Dataset excerpt
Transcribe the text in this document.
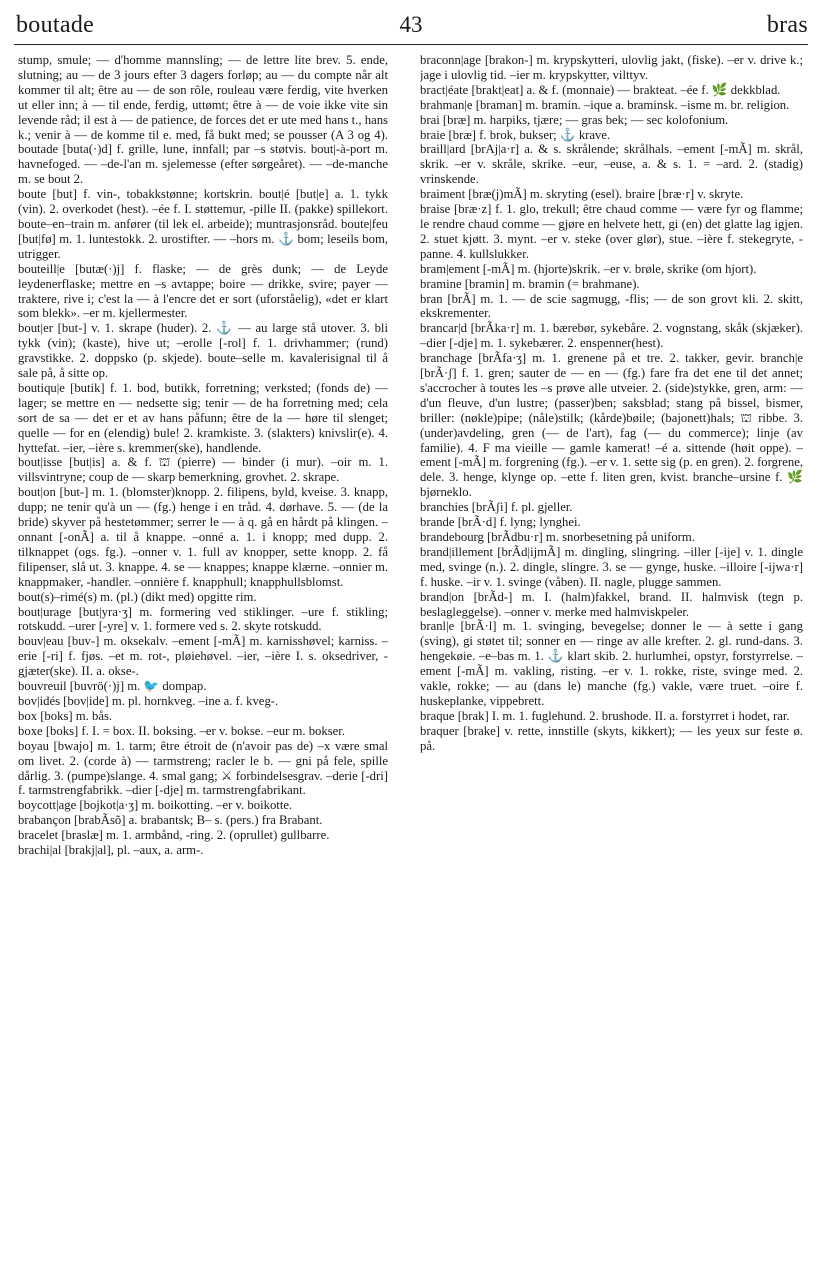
boutade	43	bras

stump, smule; — d'homme mannsling; — de lettre lite brev. 5. ende, slutning; au — de 3 jours efter 3 dagers forløp; au — du compte når alt kommer til alt; être au — de son rôle, rouleau være ferdig, vite hverken ut eller inn; à — til ende, ferdig, uttømt; être à — de voie ikke vite sin levende råd; il est à — de patience, de forces det er ute med hans t., hans k.; venir à — de komme til e. med, få bukt med; se pousser (A 3 og 4). boutade [buta(·)d] f. grille, lune, innfall; par –s støtvis. bout|-à-port m. havnefoged. — –de-l'an m. sjelemesse (efter sørgeåret). — –de-manche m. se bout 2.

boute [but] f. vin-, tobakkstønne; kortskrin. bout|é [but|e] a. 1. tykk (vin). 2. overkodet (hest). –ée f. I. støttemur, -pille II. (pakke) spillekort. boute–en–train m. anfører (til lek el. arbeide); muntrasjonsråd. boute|feu [but|fø] m. 1. luntestokk. 2. urostifter. — –hors m. ⚓ bom; leseils bom, utrigger.

bouteill|e [butæ(·)j] f. flaske; — de grès dunk; — de Leyde leydenerflaske; mettre en –s avtappe; boire — drikke, svire; payer — traktere, rive i; c'est la — à l'encre det er sort (uforståelig), «det er klart som blekk». –er m. kjellermester.

bout|er [but-] v. 1. skrape (huder). 2. ⚓ — au large stå utover. 3. bli tykk (vin); (kaste), hive ut; –erolle [-rol] f. 1. drivhammer; (rund) gravstikke. 2. doppsko (p. skjede). boute–selle m. kavalerisignal til å sale på, å sitte op.

boutiqu|e [butik] f. 1. bod, butikk, forretning; verksted; (fonds de) — lager; se mettre en — nedsette sig; tenir — de ha forretning med; cela sort de sa — det er et av hans påfunn; être de la — høre til slenget; quelle — for en (elendig) bule! 2. kramkiste. 3. (slakters) knivslir(e). 4. hyttefat. –ier, –ière s. kremmer(ske), handlende.

bout|isse [but|is] a. & f. ⛫ (pierre) — binder (i mur). –oir m. 1. villsvintryne; coup de — skarp bemerkning, grovhet. 2. skrape.

bout|on [but-] m. 1. (blomster)knopp. 2. filipens, byld, kveise. 3. knapp, dupp; ne tenir qu'à un — (fg.) henge i en tråd. 4. dørhave. 5. — (de la bride) skyver på hestetømmer; serrer le — à q. gå en hårdt på klingen. –onnant [-onÃ] a. til å knappe. –onné a. 1. i knopp; med dupp. 2. tilknappet (ogs. fg.). –onner v. 1. full av knopper, sette knopp. 2. få filipenser, slå ut. 3. knappe. 4. se — knappes; knappe klærne. –onnier m. knappmaker, -handler. –onnière f. knapphull; knapphullsblomst.

bout(s)–rimé(s) m. (pl.) (dikt med) opgitte rim.

bout|urage [but|yra·ʒ] m. formering ved stiklinger. –ure f. stikling; rotskudd. –urer [-yre] v. 1. formere ved s. 2. skyte rotskudd.

bouv|eau [buv-] m. oksekalv. –ement [-mÃ] m. karnisshøvel; karniss. –erie [-ri] f. fjøs. –et m. rot-, pløiehøvel. –ier, –ière I. s. oksedriver, -gjæter(ske). II. a. okse-.

bouvreuil [buvrö(·)j] m. 🐦 dompap.

bov|idés [bov|ide] m. pl. hornkveg. –ine a. f. kveg-.

box [boks] m. bås.

boxe [boks] f. I. = box. II. boksing. –er v. bokse. –eur m. bokser.

boyau [bwajo] m. 1. tarm; être étroit de (n'avoir pas de) –x være smal om livet. 2. (corde à) — tarmstreng; racler le b. — gni på fele, spille dårlig. 3. (pumpe)slange. 4. smal gang; ⚔ forbindelsesgrav. –derie [-dri] f. tarmstrengfabrikk. –dier [-dje] m. tarmstrengfabrikant.

boycott|age [bojkot|a·ʒ] m. boikotting. –er v. boikotte.

brabançon [brabÃsõ] a. brabantsk; B– s. (pers.) fra Brabant.

bracelet [braslæ] m. 1. armbånd, -ring. 2. (oprullet) gullbarre.

brachi|al [brakj|al], pl. –aux, a. arm-.

braconn|age [brakon-] m. krypskytteri, ulovlig jakt, (fiske). –er v. drive k.; jage i ulovlig tid. –ier m. krypskytter, vilttyv.

bract|éate [brakt|eat] a. & f. (monnaie) — brakteat. –ée f. 🌿 dekkblad.

brahman|e [braman] m. bramin. –ique a. braminsk. –isme m. br. religion.

brai [bræ] m. harpiks, tjære; — gras bek; — sec kolofonium.

braie [bræ] f. brok, bukser; ⚓ krave.

braill|ard [brAj|a·r] a. & s. skrålende; skrålhals. –ement [-mÃ] m. skrål, skrik. –er v. skråle, skrike. –eur, –euse, a. & s. 1. = –ard. 2. (stadig) vrinskende.

braiment [bræ(j)mÃ] m. skryting (esel). braire [bræ·r] v. skryte.

braise [bræ·z] f. 1. glo, trekull; être chaud comme — være fyr og flamme; le rendre chaud comme — gjøre en helvete hett, gi (en) det glatte lag igjen. 2. stuet kjøtt. 3. mynt. –er v. steke (over glør), stue. –ière f. stekegryte, -panne. 4. kullslukker.

bram|ement [-mÃ] m. (hjorte)skrik. –er v. brøle, skrike (om hjort).

bramine [bramin] m. bramin (= brahmane).

bran [brÃ] m. 1. — de scie sagmugg, -flis; — de son grovt kli. 2. skitt, ekskrementer.

brancar|d [brÃka·r] m. 1. bærebør, sykebåre. 2. vognstang, skåk (skjæker). –dier [-dje] m. 1. sykebærer. 2. enspenner(hest).

branchage [brÃfa·ʒ] m. 1. grenene på et tre. 2. takker, gevir. branch|e [brÃ·ʃ] f. 1. gren; sauter de — en — (fg.) fare fra det ene til det annet; s'accrocher à toutes les –s prøve alle utveier. 2. (side)stykke, gren, arm: — d'un fleuve, d'un lustre; (passer)ben; saksblad; stang på bissel, bismer, briller: (nøkle)pipe; (nåle)stilk; (kårde)bøile; (bajonett)hals; ⛫ ribbe. 3. (under)avdeling, gren (— de l'art), fag (— du commerce); linje (av familie). 4. F ma vieille — gamle kamerat! –é a. sittende (høit oppe). –ement [-mÃ] m. forgrening (fg.). –er v. 1. sette sig (p. en gren). 2. forgrene, dele. 3. henge, klynge op. –ette f. liten gren, kvist. branche–ursine f. 🌿 bjørneklo.

branchies [brÃʃi] f. pl. gjeller.

brande [brÃ·d] f. lyng; lynghei.

brandebourg [brÃdbu·r] m. snorbesetning på uniform.

brand|illement [brÃd|ijmÃ] m. dingling, slingring. –iller [-ije] v. 1. dingle med, svinge (n.). 2. dingle, slingre. 3. se — gynge, huske. –illoire [-ijwa·r] f. huske. –ir v. 1. svinge (våben). II. nagle, plugge sammen.

brand|on [brÃd-] m. I. (halm)fakkel, brand. II. halmvisk (tegn p. beslagleggelse). –onner v. merke med halmviskpeler.

branl|e [brÃ·l] m. 1. svinging, bevegelse; donner le — à sette i gang (sving), gi støtet til; sonner en — ringe av alle krefter. 2. gl. rund-dans. 3. hengekøie. –e–bas m. 1. ⚓ klart skib. 2. hurlumhei, opstyr, forstyrrelse. –ement [-mÃ] m. vakling, risting. –er v. 1. rokke, riste, svinge med. 2. vakle, rokke; — au (dans le) manche (fg.) vakle, være truet. –oire f. huskeplanke, vippebrett.

braque [brak] I. m. 1. fuglehund. 2. brushode. II. a. forstyrret i hodet, rar.

braquer [brake] v. rette, innstille (skyts, kikkert); — les yeux sur feste ø. på.
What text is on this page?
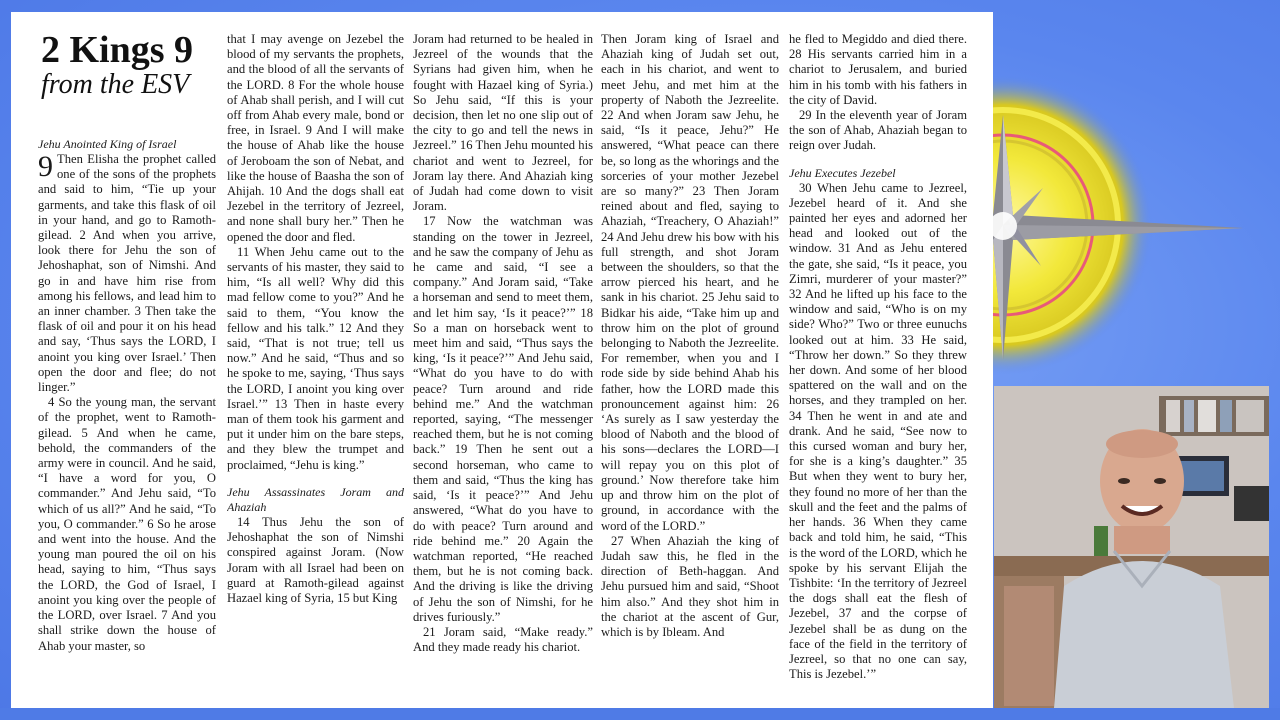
2 Kings 9
from the ESV

Jehu Anointed King of Israel

9 Then Elisha the prophet called one of the sons of the prophets and said to him, “Tie up your garments, and take this flask of oil in your hand, and go to Ramoth-gilead. 2 And when you arrive, look there for Jehu the son of Jehoshaphat, son of Nimshi. And go in and have him rise from among his fellows, and lead him to an inner chamber. 3 Then take the flask of oil and pour it on his head and say, ‘Thus says the LORD, I anoint you king over Israel.’ Then open the door and flee; do not linger.”

4 So the young man, the servant of the prophet, went to Ramoth-gilead. 5 And when he came, behold, the commanders of the army were in council. And he said, “I have a word for you, O commander.” And Jehu said, “To which of us all?” And he said, “To you, O commander.” 6 So he arose and went into the house. And the young man poured the oil on his head, saying to him, “Thus says the LORD, the God of Israel, I anoint you king over the people of the LORD, over Israel. 7 And you shall strike down the house of Ahab your master, so

that I may avenge on Jezebel the blood of my servants the prophets, and the blood of all the servants of the LORD. 8 For the whole house of Ahab shall perish, and I will cut off from Ahab every male, bond or free, in Israel. 9 And I will make the house of Ahab like the house of Jeroboam the son of Nebat, and like the house of Baasha the son of Ahijah. 10 And the dogs shall eat Jezebel in the territory of Jezreel, and none shall bury her.” Then he opened the door and fled.

11 When Jehu came out to the servants of his master, they said to him, “Is all well? Why did this mad fellow come to you?” And he said to them, “You know the fellow and his talk.” 12 And they said, “That is not true; tell us now.” And he said, “Thus and so he spoke to me, saying, ‘Thus says the LORD, I anoint you king over Israel.’” 13 Then in haste every man of them took his garment and put it under him on the bare steps, and they blew the trumpet and proclaimed, “Jehu is king.”

Jehu Assassinates Joram and Ahaziah

14 Thus Jehu the son of Jehoshaphat the son of Nimshi conspired against Joram. (Now Joram with all Israel had been on guard at Ramoth-gilead against Hazael king of Syria, 15 but King

Joram had returned to be healed in Jezreel of the wounds that the Syrians had given him, when he fought with Hazael king of Syria.) So Jehu said, “If this is your decision, then let no one slip out of the city to go and tell the news in Jezreel.” 16 Then Jehu mounted his chariot and went to Jezreel, for Joram lay there. And Ahaziah king of Judah had come down to visit Joram.

17 Now the watchman was standing on the tower in Jezreel, and he saw the company of Jehu as he came and said, “I see a company.” And Joram said, “Take a horseman and send to meet them, and let him say, ‘Is it peace?’” 18 So a man on horseback went to meet him and said, “Thus says the king, ‘Is it peace?’” And Jehu said, “What do you have to do with peace? Turn around and ride behind me.” And the watchman reported, saying, “The messenger reached them, but he is not coming back.” 19 Then he sent out a second horseman, who came to them and said, “Thus the king has said, ‘Is it peace?’” And Jehu answered, “What do you have to do with peace? Turn around and ride behind me.” 20 Again the watchman reported, “He reached them, but he is not coming back. And the driving is like the driving of Jehu the son of Nimshi, for he drives furiously.”

21 Joram said, “Make ready.” And they made ready his chariot.

Then Joram king of Israel and Ahaziah king of Judah set out, each in his chariot, and went to meet Jehu, and met him at the property of Naboth the Jezreelite. 22 And when Joram saw Jehu, he said, “Is it peace, Jehu?” He answered, “What peace can there be, so long as the whorings and the sorceries of your mother Jezebel are so many?” 23 Then Joram reined about and fled, saying to Ahaziah, “Treachery, O Ahaziah!” 24 And Jehu drew his bow with his full strength, and shot Joram between the shoulders, so that the arrow pierced his heart, and he sank in his chariot. 25 Jehu said to Bidkar his aide, “Take him up and throw him on the plot of ground belonging to Naboth the Jezreelite. For remember, when you and I rode side by side behind Ahab his father, how the LORD made this pronouncement against him: 26 ‘As surely as I saw yesterday the blood of Naboth and the blood of his sons—declares the LORD—I will repay you on this plot of ground.’ Now therefore take him up and throw him on the plot of ground, in accordance with the word of the LORD.”

27 When Ahaziah the king of Judah saw this, he fled in the direction of Beth-haggan. And Jehu pursued him and said, “Shoot him also.” And they shot him in the chariot at the ascent of Gur, which is by Ibleam. And

he fled to Megiddo and died there. 28 His servants carried him in a chariot to Jerusalem, and buried him in his tomb with his fathers in the city of David.

29 In the eleventh year of Joram the son of Ahab, Ahaziah began to reign over Judah.

Jehu Executes Jezebel

30 When Jehu came to Jezreel, Jezebel heard of it. And she painted her eyes and adorned her head and looked out of the window. 31 And as Jehu entered the gate, she said, “Is it peace, you Zimri, murderer of your master?” 32 And he lifted up his face to the window and said, “Who is on my side? Who?” Two or three eunuchs looked out at him. 33 He said, “Throw her down.” So they threw her down. And some of her blood spattered on the wall and on the horses, and they trampled on her. 34 Then he went in and ate and drank. And he said, “See now to this cursed woman and bury her, for she is a king’s daughter.” 35 But when they went to bury her, they found no more of her than the skull and the feet and the palms of her hands. 36 When they came back and told him, he said, “This is the word of the LORD, which he spoke by his servant Elijah the Tishbite: ‘In the territory of Jezreel the dogs shall eat the flesh of Jezebel, 37 and the corpse of Jezebel shall be as dung on the face of the field in the territory of Jezreel, so that no one can say, This is Jezebel.’”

▶ [GOAL] Ascertain the number of lines in the entries that include the word "text", and report only that number.

▶ [FINISHED TASK] 2